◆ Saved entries

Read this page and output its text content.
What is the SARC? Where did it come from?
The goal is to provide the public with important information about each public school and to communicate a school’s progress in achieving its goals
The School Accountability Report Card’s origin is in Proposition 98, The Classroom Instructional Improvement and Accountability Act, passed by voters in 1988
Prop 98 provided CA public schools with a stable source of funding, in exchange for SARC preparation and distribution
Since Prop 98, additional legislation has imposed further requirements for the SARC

◆ TO DO
Extract the full listing above without alteration.

◆ EXERCISE RESPONSE
Read this page and output its text content.
What is the SARC? Where did it come from?
The goal is to provide the public with important information about each public school and to communicate a school’s progress in achieving its goals
The School Accountability Report Card’s origin is in Proposition 98, The Classroom Instructional Improvement and Accountability Act, passed by voters in 1988
Prop 98 provided CA public schools with a stable source of funding, in exchange for SARC preparation and distribution
Since Prop 98, additional legislation has imposed further requirements for the SARC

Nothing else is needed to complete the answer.